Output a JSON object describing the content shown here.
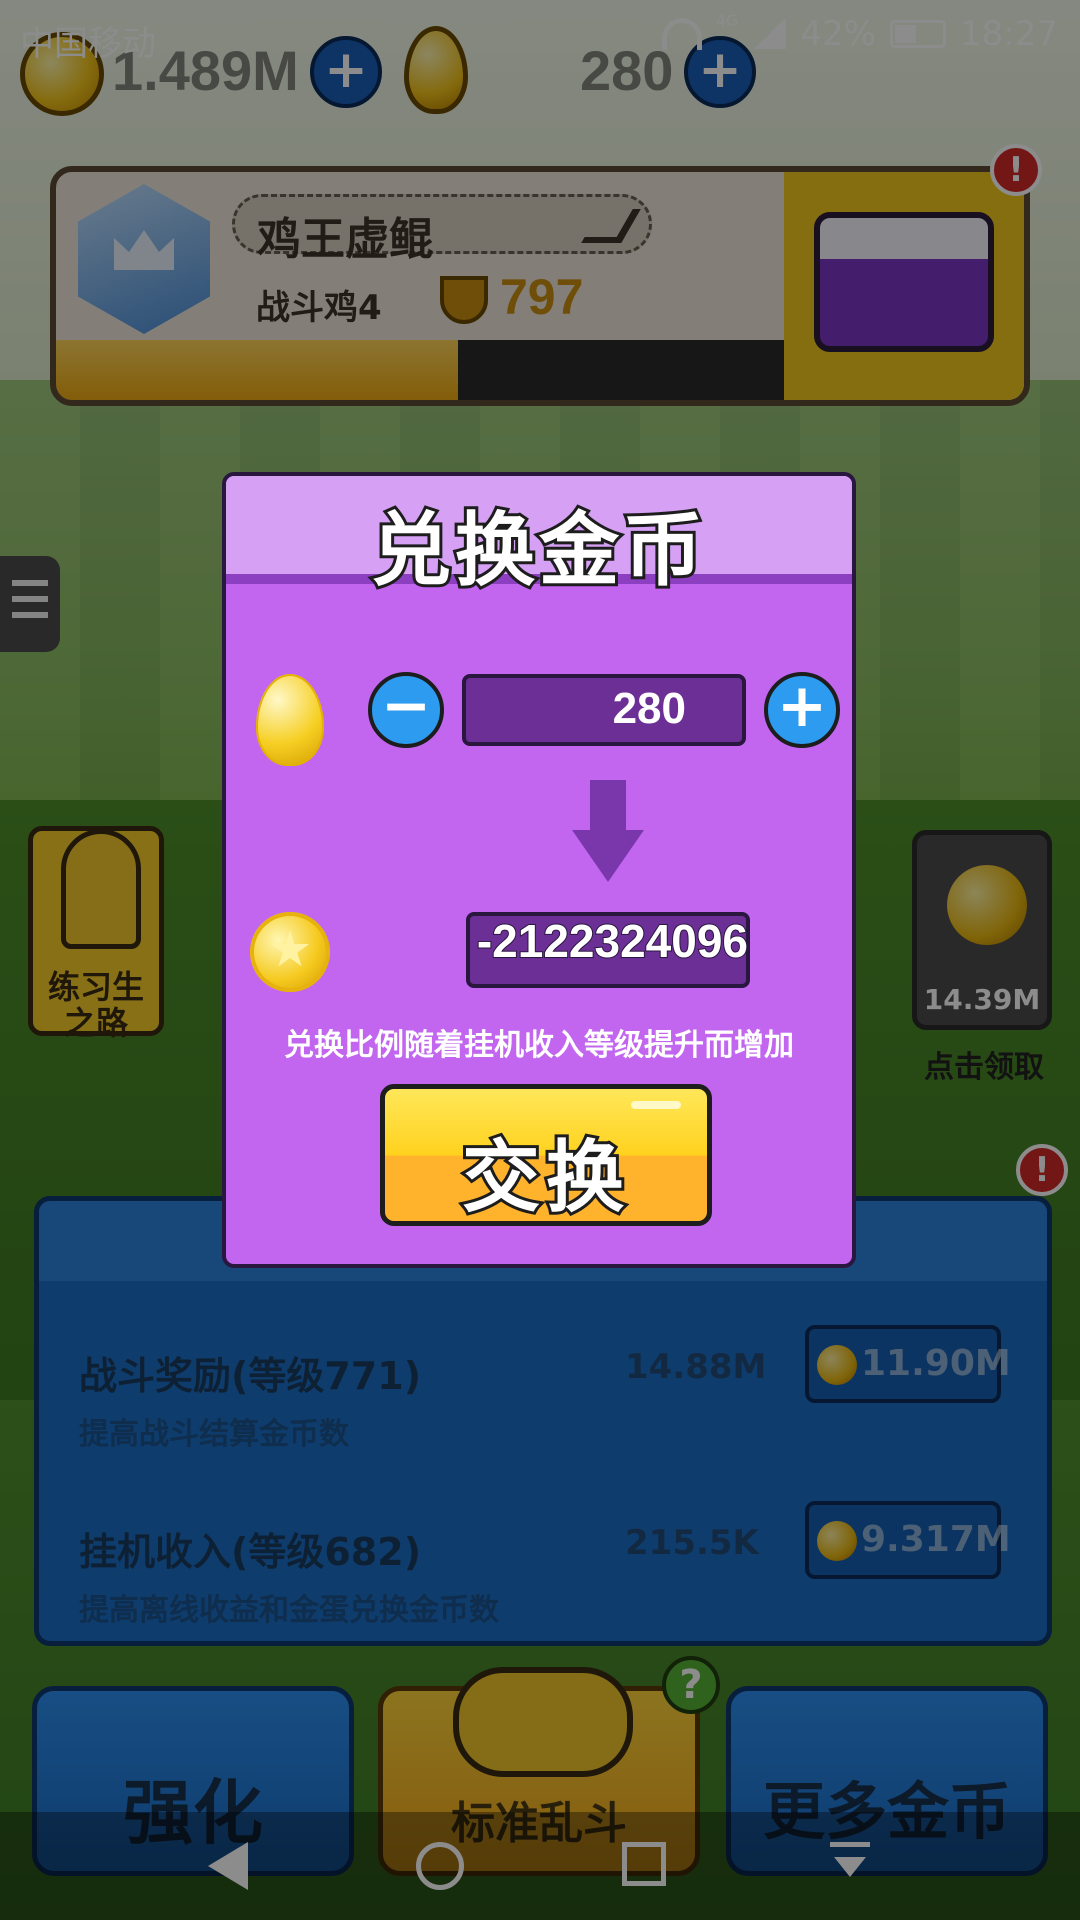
{
  "status_bar": {
    "carrier": "中国移动",
    "network": "4G",
    "battery": "42%",
    "time": "18:27"
  },
  "currency": {
    "gold": "1.489M",
    "eggs": "280"
  },
  "profile": {
    "name": "鸡王虚鲲",
    "rank": "战斗鸡4",
    "trophies": "797",
    "progress_fraction": 0.55
  },
  "side": {
    "left_label": "练习生之路",
    "right_value": "14.39M",
    "right_label": "点击领取"
  },
  "upgrades": [
    {
      "title": "战斗奖励(等级771)",
      "value": "14.88M",
      "cost": "11.90M",
      "desc": "提高战斗结算金币数"
    },
    {
      "title": "挂机收入(等级682)",
      "value": "215.5K",
      "cost": "9.317M",
      "desc": "提高离线收益和金蛋兑换金币数"
    }
  ],
  "bottom_buttons": {
    "strengthen": "强化",
    "standard_brawl": "标准乱斗",
    "more_coins": "更多金币"
  },
  "dialog": {
    "title": "兑换金币",
    "egg_amount": "280",
    "result": "-2122324096",
    "note": "兑换比例随着挂机收入等级提升而增加",
    "exchange_label": "交换",
    "minus_symbol": "−",
    "plus_symbol": "+"
  },
  "colors": {
    "dialog_bg": "#c266f0",
    "dialog_head": "#d6a1f4",
    "input_bg": "#6b2f96",
    "button_yellow": "#ffd21e",
    "round_btn": "#2d9bf0"
  }
}
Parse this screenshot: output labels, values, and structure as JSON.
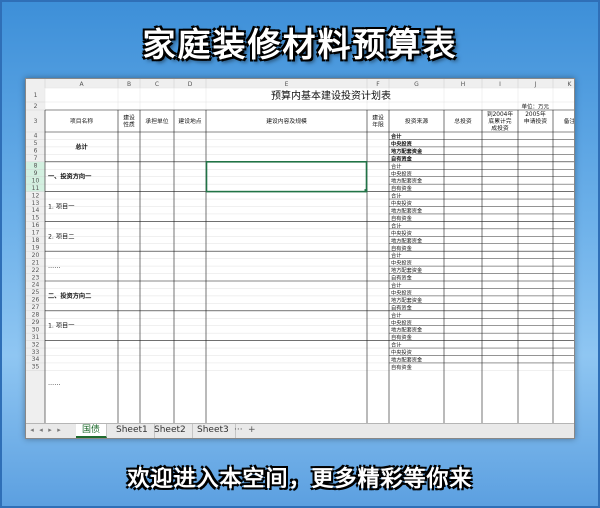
{
  "banner": {
    "title": "家庭装修材料预算表",
    "footer": "欢迎进入本空间，更多精彩等你来"
  },
  "spreadsheet": {
    "column_letters": [
      "A",
      "B",
      "C",
      "D",
      "E",
      "F",
      "G",
      "H",
      "I",
      "J",
      "K"
    ],
    "row_numbers": [
      "1",
      "2",
      "3",
      "4",
      "5",
      "6",
      "7",
      "8",
      "9",
      "10",
      "11",
      "12",
      "13",
      "14",
      "15",
      "16",
      "17",
      "18",
      "19",
      "20",
      "21",
      "22",
      "23",
      "24",
      "25",
      "26",
      "27",
      "28",
      "29",
      "30",
      "31",
      "32",
      "33",
      "34",
      "35"
    ],
    "title": "预算内基本建设投资计划表",
    "unit": "单位：万元",
    "headers": {
      "project_name": "项目名称",
      "build_nature": "建设性质",
      "undertaker": "承担单位",
      "location": "建设地点",
      "content_scale": "建设内容及规模",
      "build_years": "建设年限",
      "fund_source": "投资来源",
      "total_investment": "总投资",
      "cumulative_2004": "到2004年底累计完成投资",
      "apply_2005": "2005年申请投资",
      "remarks": "备注"
    },
    "row_labels": {
      "total": "总计",
      "direction_1": "一、投资方向一",
      "project_1": "1. 项目一",
      "project_2": "2. 项目二",
      "ellipsis_1": "……",
      "direction_2": "二、投资方向二",
      "project_1b": "1. 项目一",
      "ellipsis_2": "……"
    },
    "fund_items": [
      "合计",
      "中央投资",
      "地方配套资金",
      "自有资金"
    ],
    "last_fund_items": [
      "合计",
      "中央投资",
      "地方配套资金"
    ],
    "selected_cell": "E8:F11"
  },
  "sheet_tabs": [
    "国债",
    "Sheet1",
    "Sheet2",
    "Sheet3"
  ],
  "tab_more": "···",
  "tab_add": "+",
  "tab_nav": [
    "◂",
    "◂",
    "▸",
    "▸"
  ],
  "colors": {
    "selection": "#217346",
    "header_fill": "#efefef",
    "row_header_selected": "#d3f0e0"
  }
}
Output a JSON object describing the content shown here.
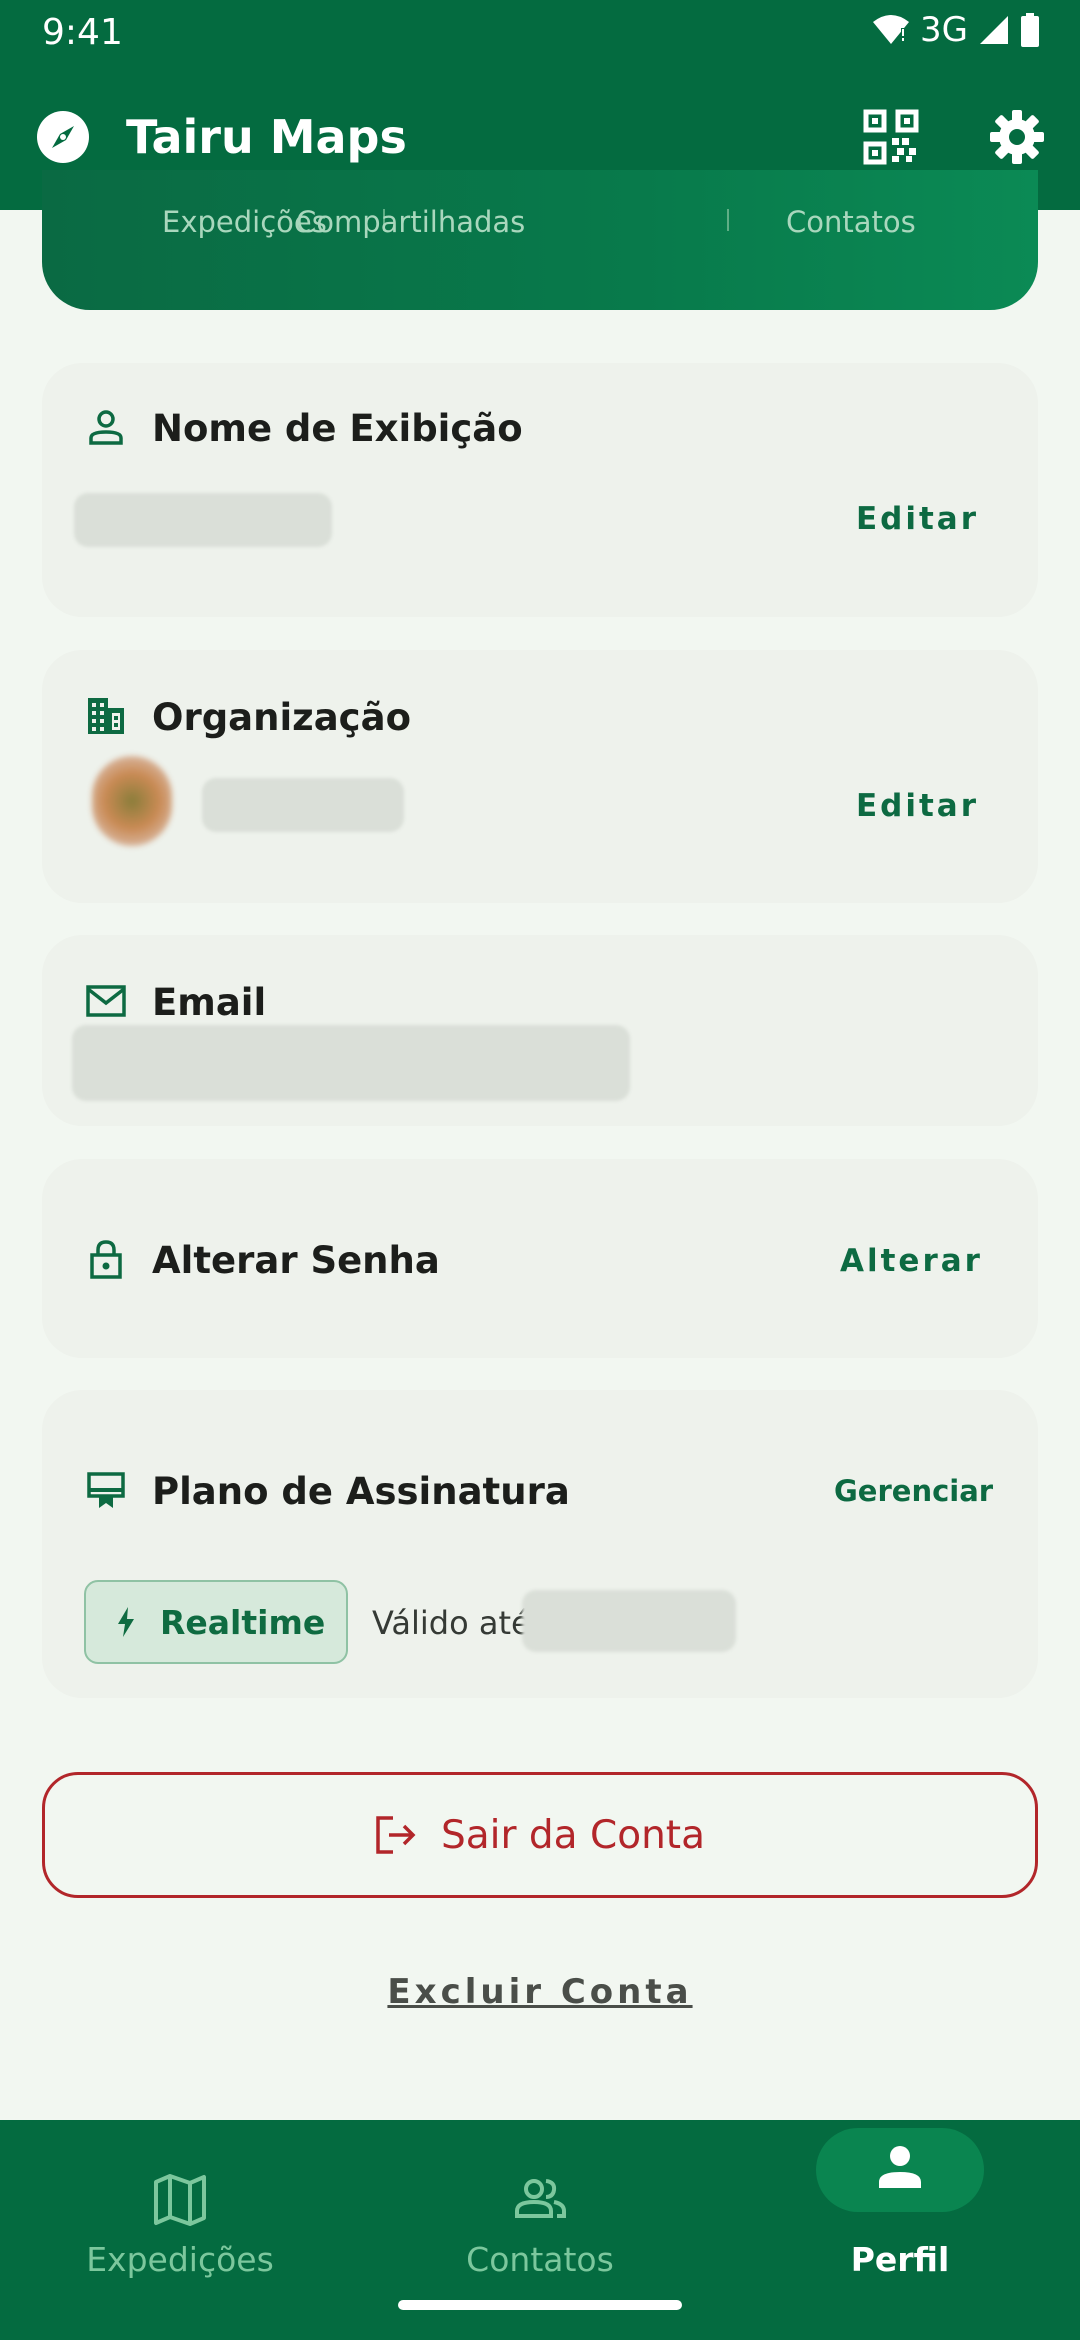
{
  "status_bar": {
    "time": "9:41",
    "network": "3G"
  },
  "app_bar": {
    "title": "Tairu Maps"
  },
  "stats_tabs": [
    "Expedições",
    "Compartilhadas",
    "Contatos"
  ],
  "cards": {
    "display_name": {
      "title": "Nome de Exibição",
      "action": "Editar"
    },
    "organization": {
      "title": "Organização",
      "action": "Editar"
    },
    "email": {
      "title": "Email"
    },
    "password": {
      "title": "Alterar Senha",
      "action": "Alterar"
    },
    "subscription": {
      "title": "Plano de Assinatura",
      "action": "Gerenciar",
      "plan_chip": "Realtime",
      "valid_until_label": "Válido até"
    }
  },
  "logout_label": "Sair da Conta",
  "delete_label": "Excluir Conta",
  "bottom_nav": [
    {
      "label": "Expedições",
      "icon": "map-icon"
    },
    {
      "label": "Contatos",
      "icon": "people-icon"
    },
    {
      "label": "Perfil",
      "icon": "person-icon",
      "active": true
    }
  ],
  "colors": {
    "primary": "#046b40",
    "danger": "#b2262a",
    "surface": "#eef2ec",
    "background": "#f2f7f1"
  }
}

☆ ☆ ☆ ☆

■ REQUEST
Reproduce the listing exactly. Leave its pictures out.

■ FINAL RESULT
Output a JSON object describing the content shown here.
{
  "status_bar": {
    "carrier": "中国移动",
    "network": "4G",
    "battery": "42%",
    "time": "18:27"
  },
  "currency": {
    "gold": "1.489M",
    "eggs": "280"
  },
  "profile": {
    "name": "鸡王虚鲲",
    "rank": "战斗鸡4",
    "trophies": "797",
    "progress_fraction": 0.55
  },
  "side": {
    "left_label": "练习生之路",
    "right_value": "14.39M",
    "right_label": "点击领取"
  },
  "upgrades": [
    {
      "title": "战斗奖励(等级771)",
      "value": "14.88M",
      "cost": "11.90M",
      "desc": "提高战斗结算金币数"
    },
    {
      "title": "挂机收入(等级682)",
      "value": "215.5K",
      "cost": "9.317M",
      "desc": "提高离线收益和金蛋兑换金币数"
    }
  ],
  "bottom_buttons": {
    "strengthen": "强化",
    "standard_brawl": "标准乱斗",
    "more_coins": "更多金币"
  },
  "dialog": {
    "title": "兑换金币",
    "egg_amount": "280",
    "result": "-2122324096",
    "note": "兑换比例随着挂机收入等级提升而增加",
    "exchange_label": "交换",
    "minus_symbol": "−",
    "plus_symbol": "+"
  },
  "colors": {
    "dialog_bg": "#c266f0",
    "dialog_head": "#d6a1f4",
    "input_bg": "#6b2f96",
    "button_yellow": "#ffd21e",
    "round_btn": "#2d9bf0"
  }
}
Parse this screenshot: output labels, values, and structure as JSON.
{
  "banner": {
    "title": "家庭装修材料预算表",
    "footer": "欢迎进入本空间，更多精彩等你来"
  },
  "spreadsheet": {
    "column_letters": [
      "A",
      "B",
      "C",
      "D",
      "E",
      "F",
      "G",
      "H",
      "I",
      "J",
      "K"
    ],
    "row_numbers": [
      "1",
      "2",
      "3",
      "4",
      "5",
      "6",
      "7",
      "8",
      "9",
      "10",
      "11",
      "12",
      "13",
      "14",
      "15",
      "16",
      "17",
      "18",
      "19",
      "20",
      "21",
      "22",
      "23",
      "24",
      "25",
      "26",
      "27",
      "28",
      "29",
      "30",
      "31",
      "32",
      "33",
      "34",
      "35"
    ],
    "title": "预算内基本建设投资计划表",
    "unit": "单位：万元",
    "headers": {
      "project_name": "项目名称",
      "build_nature": "建设性质",
      "undertaker": "承担单位",
      "location": "建设地点",
      "content_scale": "建设内容及规模",
      "build_years": "建设年限",
      "fund_source": "投资来源",
      "total_investment": "总投资",
      "cumulative_2004": "到2004年底累计完成投资",
      "apply_2005": "2005年申请投资",
      "remarks": "备注"
    },
    "row_labels": {
      "total": "总计",
      "direction_1": "一、投资方向一",
      "project_1": "1. 项目一",
      "project_2": "2. 项目二",
      "ellipsis_1": "……",
      "direction_2": "二、投资方向二",
      "project_1b": "1. 项目一",
      "ellipsis_2": "……"
    },
    "fund_items": [
      "合计",
      "中央投资",
      "地方配套资金",
      "自有资金"
    ],
    "last_fund_items": [
      "合计",
      "中央投资",
      "地方配套资金"
    ],
    "selected_cell": "E8:F11"
  },
  "sheet_tabs": [
    "国债",
    "Sheet1",
    "Sheet2",
    "Sheet3"
  ],
  "tab_more": "···",
  "tab_add": "+",
  "tab_nav": [
    "◂",
    "◂",
    "▸",
    "▸"
  ],
  "colors": {
    "selection": "#217346",
    "header_fill": "#efefef",
    "row_header_selected": "#d3f0e0"
  }
}
Output a JSON object describing the content shown here.
{
  "status_bar": {
    "time": "9:41",
    "network": "3G"
  },
  "app_bar": {
    "title": "Tairu Maps"
  },
  "stats_tabs": [
    "Expedições",
    "Compartilhadas",
    "Contatos"
  ],
  "cards": {
    "display_name": {
      "title": "Nome de Exibição",
      "action": "Editar"
    },
    "organization": {
      "title": "Organização",
      "action": "Editar"
    },
    "email": {
      "title": "Email"
    },
    "password": {
      "title": "Alterar Senha",
      "action": "Alterar"
    },
    "subscription": {
      "title": "Plano de Assinatura",
      "action": "Gerenciar",
      "plan_chip": "Realtime",
      "valid_until_label": "Válido até"
    }
  },
  "logout_label": "Sair da Conta",
  "delete_label": "Excluir Conta",
  "bottom_nav": [
    {
      "label": "Expedições",
      "icon": "map-icon"
    },
    {
      "label": "Contatos",
      "icon": "people-icon"
    },
    {
      "label": "Perfil",
      "icon": "person-icon",
      "active": true
    }
  ],
  "colors": {
    "primary": "#046b40",
    "danger": "#b2262a",
    "surface": "#eef2ec",
    "background": "#f2f7f1"
  }
}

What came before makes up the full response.